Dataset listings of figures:
==*==

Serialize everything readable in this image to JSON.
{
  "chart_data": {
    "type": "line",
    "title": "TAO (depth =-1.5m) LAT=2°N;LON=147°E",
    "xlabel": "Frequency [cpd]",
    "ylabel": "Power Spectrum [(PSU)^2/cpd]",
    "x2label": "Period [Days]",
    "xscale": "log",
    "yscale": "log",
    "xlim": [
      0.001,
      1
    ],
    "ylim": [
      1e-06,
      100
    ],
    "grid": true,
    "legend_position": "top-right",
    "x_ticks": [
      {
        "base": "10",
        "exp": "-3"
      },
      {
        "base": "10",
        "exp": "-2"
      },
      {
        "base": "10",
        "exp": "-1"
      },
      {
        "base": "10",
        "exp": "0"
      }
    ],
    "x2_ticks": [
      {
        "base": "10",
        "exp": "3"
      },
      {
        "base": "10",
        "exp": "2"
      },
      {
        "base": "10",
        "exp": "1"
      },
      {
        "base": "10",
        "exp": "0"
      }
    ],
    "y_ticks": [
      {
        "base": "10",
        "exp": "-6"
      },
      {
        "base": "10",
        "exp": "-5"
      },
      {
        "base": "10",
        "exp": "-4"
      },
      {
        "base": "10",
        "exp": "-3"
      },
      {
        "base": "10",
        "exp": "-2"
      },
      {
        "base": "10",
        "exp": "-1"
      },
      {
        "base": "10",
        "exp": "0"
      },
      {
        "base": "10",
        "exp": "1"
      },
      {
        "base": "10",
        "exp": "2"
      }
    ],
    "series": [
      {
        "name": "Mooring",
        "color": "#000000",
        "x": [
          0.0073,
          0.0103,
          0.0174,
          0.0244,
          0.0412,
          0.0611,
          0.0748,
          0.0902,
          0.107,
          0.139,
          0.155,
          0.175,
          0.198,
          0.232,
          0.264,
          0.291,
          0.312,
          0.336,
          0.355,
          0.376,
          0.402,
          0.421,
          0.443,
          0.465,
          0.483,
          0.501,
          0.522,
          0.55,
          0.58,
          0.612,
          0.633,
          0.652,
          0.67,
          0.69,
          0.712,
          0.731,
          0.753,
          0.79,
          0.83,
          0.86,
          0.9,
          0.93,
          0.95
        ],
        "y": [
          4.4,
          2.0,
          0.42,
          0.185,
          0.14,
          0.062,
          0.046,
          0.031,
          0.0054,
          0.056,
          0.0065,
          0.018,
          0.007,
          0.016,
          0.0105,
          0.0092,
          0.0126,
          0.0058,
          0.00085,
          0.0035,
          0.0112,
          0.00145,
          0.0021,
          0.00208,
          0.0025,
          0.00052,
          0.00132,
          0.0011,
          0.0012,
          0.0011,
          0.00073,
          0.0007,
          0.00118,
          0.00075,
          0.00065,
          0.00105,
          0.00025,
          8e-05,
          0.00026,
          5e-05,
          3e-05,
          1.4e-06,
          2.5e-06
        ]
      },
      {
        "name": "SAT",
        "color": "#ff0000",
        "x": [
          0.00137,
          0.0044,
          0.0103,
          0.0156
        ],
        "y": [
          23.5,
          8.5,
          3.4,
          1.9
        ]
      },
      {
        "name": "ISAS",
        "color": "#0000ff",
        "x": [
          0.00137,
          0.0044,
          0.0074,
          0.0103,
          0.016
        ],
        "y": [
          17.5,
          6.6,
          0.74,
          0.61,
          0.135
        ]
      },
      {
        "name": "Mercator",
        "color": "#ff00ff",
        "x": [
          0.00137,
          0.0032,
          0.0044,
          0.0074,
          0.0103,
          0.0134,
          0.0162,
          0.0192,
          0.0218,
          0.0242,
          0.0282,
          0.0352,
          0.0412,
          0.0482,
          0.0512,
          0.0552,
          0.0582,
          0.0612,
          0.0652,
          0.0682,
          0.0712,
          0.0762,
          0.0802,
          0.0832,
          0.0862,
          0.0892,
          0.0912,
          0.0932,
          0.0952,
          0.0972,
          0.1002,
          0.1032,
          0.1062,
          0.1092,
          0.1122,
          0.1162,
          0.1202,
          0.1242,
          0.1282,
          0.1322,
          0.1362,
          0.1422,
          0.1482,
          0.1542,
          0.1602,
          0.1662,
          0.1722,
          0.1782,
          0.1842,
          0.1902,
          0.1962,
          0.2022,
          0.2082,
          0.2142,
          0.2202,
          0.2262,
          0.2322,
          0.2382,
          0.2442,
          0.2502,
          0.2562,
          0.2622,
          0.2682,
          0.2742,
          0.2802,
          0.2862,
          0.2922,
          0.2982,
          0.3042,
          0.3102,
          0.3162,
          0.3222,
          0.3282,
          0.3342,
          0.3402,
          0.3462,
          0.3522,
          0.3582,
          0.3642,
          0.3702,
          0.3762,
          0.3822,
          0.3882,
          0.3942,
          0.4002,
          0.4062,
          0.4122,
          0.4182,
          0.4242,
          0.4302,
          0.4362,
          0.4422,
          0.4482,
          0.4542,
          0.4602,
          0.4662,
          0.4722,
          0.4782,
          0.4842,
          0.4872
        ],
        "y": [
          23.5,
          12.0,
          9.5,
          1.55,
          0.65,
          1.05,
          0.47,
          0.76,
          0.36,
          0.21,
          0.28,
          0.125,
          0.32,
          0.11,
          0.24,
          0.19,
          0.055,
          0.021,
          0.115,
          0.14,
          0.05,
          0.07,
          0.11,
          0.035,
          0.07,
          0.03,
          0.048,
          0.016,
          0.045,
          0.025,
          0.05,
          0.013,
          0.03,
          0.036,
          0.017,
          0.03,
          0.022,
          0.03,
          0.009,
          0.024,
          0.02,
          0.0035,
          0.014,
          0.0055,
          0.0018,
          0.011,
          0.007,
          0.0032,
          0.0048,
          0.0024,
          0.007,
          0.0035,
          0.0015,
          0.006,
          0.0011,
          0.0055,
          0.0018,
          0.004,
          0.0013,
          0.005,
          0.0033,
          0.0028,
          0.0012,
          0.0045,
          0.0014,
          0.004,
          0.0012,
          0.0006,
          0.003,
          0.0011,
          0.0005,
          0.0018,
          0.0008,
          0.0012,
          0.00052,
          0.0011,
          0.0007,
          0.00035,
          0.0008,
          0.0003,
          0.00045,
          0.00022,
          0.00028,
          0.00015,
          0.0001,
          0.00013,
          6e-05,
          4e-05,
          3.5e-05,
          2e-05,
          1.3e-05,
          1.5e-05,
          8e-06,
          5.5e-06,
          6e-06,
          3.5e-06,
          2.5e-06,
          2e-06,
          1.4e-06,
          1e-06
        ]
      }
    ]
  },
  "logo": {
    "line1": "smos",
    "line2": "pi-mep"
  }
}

==*==

Instruction:
Write out the listing once more, matching it exactly.

Task solution:
Serialize everything readable in this image to JSON.
{
  "chart_data": {
    "type": "line",
    "title": "TAO (depth =-1.5m) LAT=2°N;LON=147°E",
    "xlabel": "Frequency [cpd]",
    "ylabel": "Power Spectrum [(PSU)^2/cpd]",
    "x2label": "Period [Days]",
    "xscale": "log",
    "yscale": "log",
    "xlim": [
      0.001,
      1
    ],
    "ylim": [
      1e-06,
      100
    ],
    "grid": true,
    "legend_position": "top-right",
    "x_ticks": [
      {
        "base": "10",
        "exp": "-3"
      },
      {
        "base": "10",
        "exp": "-2"
      },
      {
        "base": "10",
        "exp": "-1"
      },
      {
        "base": "10",
        "exp": "0"
      }
    ],
    "x2_ticks": [
      {
        "base": "10",
        "exp": "3"
      },
      {
        "base": "10",
        "exp": "2"
      },
      {
        "base": "10",
        "exp": "1"
      },
      {
        "base": "10",
        "exp": "0"
      }
    ],
    "y_ticks": [
      {
        "base": "10",
        "exp": "-6"
      },
      {
        "base": "10",
        "exp": "-5"
      },
      {
        "base": "10",
        "exp": "-4"
      },
      {
        "base": "10",
        "exp": "-3"
      },
      {
        "base": "10",
        "exp": "-2"
      },
      {
        "base": "10",
        "exp": "-1"
      },
      {
        "base": "10",
        "exp": "0"
      },
      {
        "base": "10",
        "exp": "1"
      },
      {
        "base": "10",
        "exp": "2"
      }
    ],
    "series": [
      {
        "name": "Mooring",
        "color": "#000000",
        "x": [
          0.0073,
          0.0103,
          0.0174,
          0.0244,
          0.0412,
          0.0611,
          0.0748,
          0.0902,
          0.107,
          0.139,
          0.155,
          0.175,
          0.198,
          0.232,
          0.264,
          0.291,
          0.312,
          0.336,
          0.355,
          0.376,
          0.402,
          0.421,
          0.443,
          0.465,
          0.483,
          0.501,
          0.522,
          0.55,
          0.58,
          0.612,
          0.633,
          0.652,
          0.67,
          0.69,
          0.712,
          0.731,
          0.753,
          0.79,
          0.83,
          0.86,
          0.9,
          0.93,
          0.95
        ],
        "y": [
          4.4,
          2.0,
          0.42,
          0.185,
          0.14,
          0.062,
          0.046,
          0.031,
          0.0054,
          0.056,
          0.0065,
          0.018,
          0.007,
          0.016,
          0.0105,
          0.0092,
          0.0126,
          0.0058,
          0.00085,
          0.0035,
          0.0112,
          0.00145,
          0.0021,
          0.00208,
          0.0025,
          0.00052,
          0.00132,
          0.0011,
          0.0012,
          0.0011,
          0.00073,
          0.0007,
          0.00118,
          0.00075,
          0.00065,
          0.00105,
          0.00025,
          8e-05,
          0.00026,
          5e-05,
          3e-05,
          1.4e-06,
          2.5e-06
        ]
      },
      {
        "name": "SAT",
        "color": "#ff0000",
        "x": [
          0.00137,
          0.0044,
          0.0103,
          0.0156
        ],
        "y": [
          23.5,
          8.5,
          3.4,
          1.9
        ]
      },
      {
        "name": "ISAS",
        "color": "#0000ff",
        "x": [
          0.00137,
          0.0044,
          0.0074,
          0.0103,
          0.016
        ],
        "y": [
          17.5,
          6.6,
          0.74,
          0.61,
          0.135
        ]
      },
      {
        "name": "Mercator",
        "color": "#ff00ff",
        "x": [
          0.00137,
          0.0032,
          0.0044,
          0.0074,
          0.0103,
          0.0134,
          0.0162,
          0.0192,
          0.0218,
          0.0242,
          0.0282,
          0.0352,
          0.0412,
          0.0482,
          0.0512,
          0.0552,
          0.0582,
          0.0612,
          0.0652,
          0.0682,
          0.0712,
          0.0762,
          0.0802,
          0.0832,
          0.0862,
          0.0892,
          0.0912,
          0.0932,
          0.0952,
          0.0972,
          0.1002,
          0.1032,
          0.1062,
          0.1092,
          0.1122,
          0.1162,
          0.1202,
          0.1242,
          0.1282,
          0.1322,
          0.1362,
          0.1422,
          0.1482,
          0.1542,
          0.1602,
          0.1662,
          0.1722,
          0.1782,
          0.1842,
          0.1902,
          0.1962,
          0.2022,
          0.2082,
          0.2142,
          0.2202,
          0.2262,
          0.2322,
          0.2382,
          0.2442,
          0.2502,
          0.2562,
          0.2622,
          0.2682,
          0.2742,
          0.2802,
          0.2862,
          0.2922,
          0.2982,
          0.3042,
          0.3102,
          0.3162,
          0.3222,
          0.3282,
          0.3342,
          0.3402,
          0.3462,
          0.3522,
          0.3582,
          0.3642,
          0.3702,
          0.3762,
          0.3822,
          0.3882,
          0.3942,
          0.4002,
          0.4062,
          0.4122,
          0.4182,
          0.4242,
          0.4302,
          0.4362,
          0.4422,
          0.4482,
          0.4542,
          0.4602,
          0.4662,
          0.4722,
          0.4782,
          0.4842,
          0.4872
        ],
        "y": [
          23.5,
          12.0,
          9.5,
          1.55,
          0.65,
          1.05,
          0.47,
          0.76,
          0.36,
          0.21,
          0.28,
          0.125,
          0.32,
          0.11,
          0.24,
          0.19,
          0.055,
          0.021,
          0.115,
          0.14,
          0.05,
          0.07,
          0.11,
          0.035,
          0.07,
          0.03,
          0.048,
          0.016,
          0.045,
          0.025,
          0.05,
          0.013,
          0.03,
          0.036,
          0.017,
          0.03,
          0.022,
          0.03,
          0.009,
          0.024,
          0.02,
          0.0035,
          0.014,
          0.0055,
          0.0018,
          0.011,
          0.007,
          0.0032,
          0.0048,
          0.0024,
          0.007,
          0.0035,
          0.0015,
          0.006,
          0.0011,
          0.0055,
          0.0018,
          0.004,
          0.0013,
          0.005,
          0.0033,
          0.0028,
          0.0012,
          0.0045,
          0.0014,
          0.004,
          0.0012,
          0.0006,
          0.003,
          0.0011,
          0.0005,
          0.0018,
          0.0008,
          0.0012,
          0.00052,
          0.0011,
          0.0007,
          0.00035,
          0.0008,
          0.0003,
          0.00045,
          0.00022,
          0.00028,
          0.00015,
          0.0001,
          0.00013,
          6e-05,
          4e-05,
          3.5e-05,
          2e-05,
          1.3e-05,
          1.5e-05,
          8e-06,
          5.5e-06,
          6e-06,
          3.5e-06,
          2.5e-06,
          2e-06,
          1.4e-06,
          1e-06
        ]
      }
    ]
  },
  "logo": {
    "line1": "smos",
    "line2": "pi-mep"
  }
}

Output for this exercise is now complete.